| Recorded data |
----------------------------------------

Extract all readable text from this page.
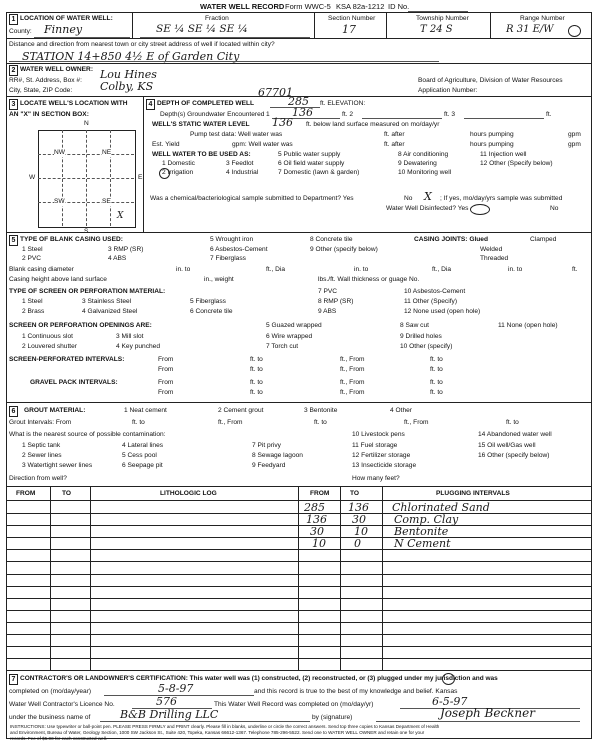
WATER WELL RECORD Form WWC-5 KSA 82a-1212 ID No.
1 LOCATION OF WATER WELL:
County: Finney
Fraction
SE ¼ SE ¼ SE ¼
Section Number
17
Township Number
T 24 S
Range Number
R 31 E/W
Distance and direction from nearest town or city street address of well if located within city?
STATION 14+850 4½ E of Garden City
2 WATER WELL OWNER:
RR#, St. Address, Box #: Lou Hines
City, State, ZIP Code:	Colby, KS	67701
Board of Agriculture, Division of Water Resources
Application Number:
3 LOCATE WELL'S LOCATION WITH
AN "X" IN SECTION BOX:
N
S
W	E
NW	NE
SW	SE
X
4 DEPTH OF COMPLETED WELL	285 ft. ELEVATION:
Depth(s) Groundwater Encountered 1 136	ft. 2	ft. 3	ft.
WELL'S STATIC WATER LEVEL 136 ft. below land surface measured on mo/day/yr
Pump test data: Well water was	ft. after	hours pumping	gpm
Est. Yield	gpm: Well water was	ft. after	hours pumping	gpm
WELL WATER TO BE USED AS:
1 Domestic
2 Irrigation
3 Feedlot
4 Industrial
5 Public water supply
6 Oil field water supply
7 Domestic (lawn & garden)
8 Air conditioning
9 Dewatering
10 Monitoring well
11 Injection well
12 Other (Specify below)
Was a chemical/bacteriological sample submitted to Department? Yes	No X ; If yes, mo/day/yrs sample was submitted
Water Well Disinfected? Yes	No
5 TYPE OF BLANK CASING USED:
1 Steel
2 PVC
3 RMP (SR)
4 ABS
5 Wrought iron
6 Asbestos-Cement
7 Fiberglass
8 Concrete tile
9 Other (specify below)
CASING JOINTS: Glued	Clamped
Welded
Threaded
Blank casing diameter	in. to	ft., Dia	in. to	ft., Dia	in. to	ft.
Casing height above land surface	in., weight	lbs./ft. Wall thickness or guage No.
TYPE OF SCREEN OR PERFORATION MATERIAL:
1 Steel
2 Brass
3 Stainless Steel
4 Galvanized Steel
5 Fiberglass
6 Concrete tile
7 PVC
8 RMP (SR)
9 ABS
10 Asbestos-Cement
11 Other (Specify)
12 None used (open hole)
SCREEN OR PERFORATION OPENINGS ARE:
1 Continuous slot
2 Louvered shutter
3 Mill slot
4 Key punched
5 Guazed wrapped
6 Wire wrapped
7 Torch cut
8 Saw cut
9 Drilled holes
10 Other (specify)
11 None (open hole)
SCREEN-PERFORATED INTERVALS:	From	ft. to	ft., From	ft. to
From	ft. to	ft., From	ft. to
GRAVEL PACK INTERVALS:	From	ft. to	ft., From	ft. to
From	ft. to	ft., From	ft. to
6	GROUT MATERIAL:	1 Neat cement	2 Cement grout	3 Bentonite	4 Other
Grout Intervals: From	ft. to	ft., From	ft. to	ft., From	ft. to
What is the nearest source of possible contamination:
1 Septic tank
2 Sewer lines
3 Watertight sewer lines
4 Lateral lines
5 Cess pool
6 Seepage pit
7 Pit privy
8 Sewage lagoon
9 Feedyard
10 Livestock pens
11 Fuel storage
12 Fertilizer storage
13 Insecticide storage
14 Abandoned water well
15 Oil well/Gas well
16 Other (specify below)
Direction from well?	How many feet?
FROM	TO	LITHOLOGIC LOG	FROM	TO	PLUGGING INTERVALS
285 136 Chlorinated Sand
136 30	Comp. Clay
30	10 Bentonite
10	0	N Cement
7 CONTRACTOR'S OR LANDOWNER'S CERTIFICATION: This water well was (1) constructed, (2) reconstructed, or (3) plugged under my jurisdiction and was
completed on (mo/day/year)	5-8-97	and this record is true to the best of my knowledge and belief. Kansas
Water Well Contractor's Licence No.	576	This Water Well Record was completed on (mo/day/yr)	6-5-97
under the business name of	B&B Drilling LLC	by (signature)	Joseph Beckner
INSTRUCTIONS: Use typewriter or ball-point pen. PLEASE PRESS FIRMLY and PRINT clearly. Please fill in blanks, underline or circle the correct answers. Send top three copies to Kansas Department of Health
and Environment, Bureau of Water, Geology Section, 1000 SW Jackson St., Suite 420, Topeka, Kansas 66612-1367. Telephone 785-296-5522. Send one to WATER WELL OWNER and retain one for your
records. Fee of $5.00 for each constructed well.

----------------------------------------

| EXERCISE AIM |
Return from the data every line that holds "SCREEN".

| SOLUTION FOR THIS EXERCISE |
TYPE OF SCREEN OR PERFORATION MATERIAL:
SCREEN OR PERFORATION OPENINGS ARE:
SCREEN-PERFORATED INTERVALS:	From	ft. to	ft., From	ft. to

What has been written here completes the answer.